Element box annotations

══════════════════════════════

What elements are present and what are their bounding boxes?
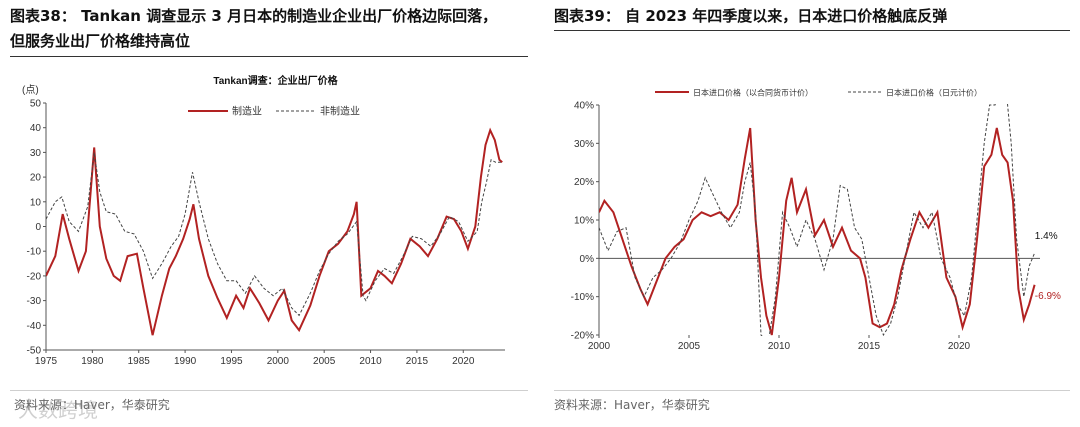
chart-title: Tankan调查：企业出厂价格: [213, 74, 338, 87]
x-tick-label: 2015: [406, 356, 429, 367]
x-tick-label: 2015: [858, 341, 881, 352]
x-tick-label: 2020: [948, 341, 971, 352]
x-tick-label: 2000: [267, 356, 290, 367]
x-tick-label: 2000: [588, 341, 611, 352]
y-tick-label: 40: [30, 123, 42, 134]
y-tick-label: 30%: [574, 139, 594, 150]
x-tick-label: 2005: [678, 341, 701, 352]
y-tick-label: 0%: [580, 254, 595, 265]
legend-label: 日本进口价格（日元计价）: [886, 88, 982, 98]
y-tick-label: 30: [30, 148, 42, 159]
series-line-solid: [46, 127, 503, 336]
x-tick-label: 2010: [768, 341, 791, 352]
left-figure-title: 图表38： Tankan 调查显示 3 月日本的制造业企业出厂价格边际回落， 但…: [10, 4, 530, 54]
right-figure-title: 图表39： 自 2023 年四季度以来，日本进口价格触底反弹: [554, 7, 948, 25]
right-chart: -20% -10% 0% 10% 20% 30% 40% 2000 2005 2010 2015 20…: [571, 88, 1061, 353]
y-tick-label: -10%: [571, 292, 594, 303]
value-annotation: 1.4%: [1035, 231, 1058, 242]
y-tick-label: -10: [27, 247, 42, 258]
left-figure-panel: 图表38： Tankan 调查显示 3 月日本的制造业企业出厂价格边际回落， 但…: [10, 4, 530, 412]
y-tick-label: -20%: [571, 331, 594, 342]
x-tick-label: 2020: [452, 356, 475, 367]
right-source-note: 资料来源：Haver，华泰研究: [554, 398, 710, 412]
y-tick-label: 20%: [574, 177, 594, 188]
left-source-rule: [10, 390, 528, 391]
left-title-line1: 图表38： Tankan 调查显示 3 月日本的制造业企业出厂价格边际回落，: [10, 7, 498, 25]
right-figure-panel: 图表39： 自 2023 年四季度以来，日本进口价格触底反弹 -20% -10% 0…: [540, 0, 1080, 427]
y-tick-label: -20: [27, 271, 42, 282]
legend-label: 日本进口价格（以合同货币计价）: [693, 88, 813, 98]
y-axis-label: (点): [22, 84, 39, 96]
y-tick-label: 50: [30, 99, 42, 110]
series-group: [599, 104, 1036, 336]
x-tick-label: 1980: [81, 356, 104, 367]
x-tick-label: 2005: [313, 356, 336, 367]
x-tick-label: 1995: [220, 356, 243, 367]
value-annotation: -6.9%: [1035, 291, 1061, 302]
watermark: 大数跨境: [18, 398, 98, 422]
y-tick-label: 20: [30, 173, 42, 184]
y-tick-label: 10: [30, 197, 42, 208]
legend-label: 制造业: [232, 105, 262, 118]
y-tick-label: 40%: [574, 101, 594, 112]
series-group: [46, 127, 503, 336]
left-title-line2: 但服务业出厂价格维持高位: [10, 32, 191, 50]
legend-label: 非制造业: [320, 105, 360, 118]
series-line-dashed: [599, 104, 1036, 336]
x-tick-label: 2010: [359, 356, 382, 367]
right-source-rule: [554, 390, 1070, 391]
x-tick-label: 1975: [35, 356, 58, 367]
left-title-rule: [10, 56, 528, 57]
x-tick-label: 1985: [128, 356, 151, 367]
x-tick-label: 1990: [174, 356, 197, 367]
y-tick-label: -50: [27, 346, 42, 357]
y-tick-label: 0: [35, 222, 41, 233]
left-source-note: 资料来源：Haver，华泰研究: [14, 398, 170, 412]
left-chart: -50 -40 -30 -20 -10 0 10 20 30 40 50 1975 1980 1985 19…: [22, 74, 505, 367]
y-tick-label: -40: [27, 321, 42, 332]
series-line-solid: [599, 127, 1036, 336]
y-tick-label: -30: [27, 296, 42, 307]
right-title-rule: [554, 30, 1070, 31]
series-line-dashed: [46, 152, 503, 317]
y-tick-label: 10%: [574, 216, 594, 227]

══════════════════════════════

### Written problem
Update the data by changing every "x-tick-label" to "x-axis-label" and keeping everything else the same. Leave the pictures out of your answer.

### Response for this exercise
What elements are present and what are their bounding boxes?
chart-title: Tankan调查：企业出厂价格: [213, 74, 338, 87]
x-axis-label: 2015: [406, 356, 429, 367]
x-axis-label: 2015: [858, 341, 881, 352]
x-axis-label: 2020: [948, 341, 971, 352]
x-axis-label: 2000: [267, 356, 290, 367]
x-axis-label: 2000: [588, 341, 611, 352]
y-tick-label: 40: [30, 123, 42, 134]
y-tick-label: 30%: [574, 139, 594, 150]
x-axis-label: 2005: [678, 341, 701, 352]
y-tick-label: 0%: [580, 254, 595, 265]
legend-label: 日本进口价格（日元计价）: [886, 88, 982, 98]
y-tick-label: 30: [30, 148, 42, 159]
series-line-solid: [46, 127, 503, 336]
x-axis-label: 2010: [768, 341, 791, 352]
left-figure-title: 图表38： Tankan 调查显示 3 月日本的制造业企业出厂价格边际回落， 但…: [10, 4, 530, 54]
right-figure-title: 图表39： 自 2023 年四季度以来，日本进口价格触底反弹: [554, 7, 948, 25]
right-chart: -20% -10% 0% 10% 20% 30% 40% 2000 2005 2010 2015 20…: [571, 88, 1061, 353]
y-tick-label: -10%: [571, 292, 594, 303]
value-annotation: 1.4%: [1035, 231, 1058, 242]
y-tick-label: -10: [27, 247, 42, 258]
left-figure-panel: 图表38： Tankan 调查显示 3 月日本的制造业企业出厂价格边际回落， 但…: [10, 4, 530, 412]
y-tick-label: -20%: [571, 331, 594, 342]
x-axis-label: 2020: [452, 356, 475, 367]
right-source-note: 资料来源：Haver，华泰研究: [554, 398, 710, 412]
y-tick-label: 20%: [574, 177, 594, 188]
left-source-rule: [10, 390, 528, 391]
left-title-line1: 图表38： Tankan 调查显示 3 月日本的制造业企业出厂价格边际回落，: [10, 7, 498, 25]
right-figure-panel: 图表39： 自 2023 年四季度以来，日本进口价格触底反弹 -20% -10% 0…: [540, 0, 1080, 427]
y-tick-label: -20: [27, 271, 42, 282]
legend-label: 日本进口价格（以合同货币计价）: [693, 88, 813, 98]
y-axis-label: (点): [22, 84, 39, 96]
y-tick-label: 50: [30, 99, 42, 110]
series-group: [599, 104, 1036, 336]
x-axis-label: 1980: [81, 356, 104, 367]
x-axis-label: 2005: [313, 356, 336, 367]
x-axis-label: 1995: [220, 356, 243, 367]
value-annotation: -6.9%: [1035, 291, 1061, 302]
watermark: 大数跨境: [18, 398, 98, 422]
y-tick-label: 20: [30, 173, 42, 184]
y-tick-label: 10: [30, 197, 42, 208]
legend-label: 制造业: [232, 105, 262, 118]
y-tick-label: 40%: [574, 101, 594, 112]
series-group: [46, 127, 503, 336]
left-title-line2: 但服务业出厂价格维持高位: [10, 32, 191, 50]
legend-label: 非制造业: [320, 105, 360, 118]
series-line-dashed: [599, 104, 1036, 336]
x-axis-label: 2010: [359, 356, 382, 367]
right-source-rule: [554, 390, 1070, 391]
x-axis-label: 1975: [35, 356, 58, 367]
left-title-rule: [10, 56, 528, 57]
x-axis-label: 1985: [128, 356, 151, 367]
x-axis-label: 1990: [174, 356, 197, 367]
y-tick-label: -50: [27, 346, 42, 357]
y-tick-label: 0: [35, 222, 41, 233]
left-source-note: 资料来源：Haver，华泰研究: [14, 398, 170, 412]
left-chart: -50 -40 -30 -20 -10 0 10 20 30 40 50 1975 1980 1985 19…: [22, 74, 505, 367]
y-tick-label: -40: [27, 321, 42, 332]
series-line-solid: [599, 127, 1036, 336]
y-tick-label: -30: [27, 296, 42, 307]
right-title-rule: [554, 30, 1070, 31]
series-line-dashed: [46, 152, 503, 317]
y-tick-label: 10%: [574, 216, 594, 227]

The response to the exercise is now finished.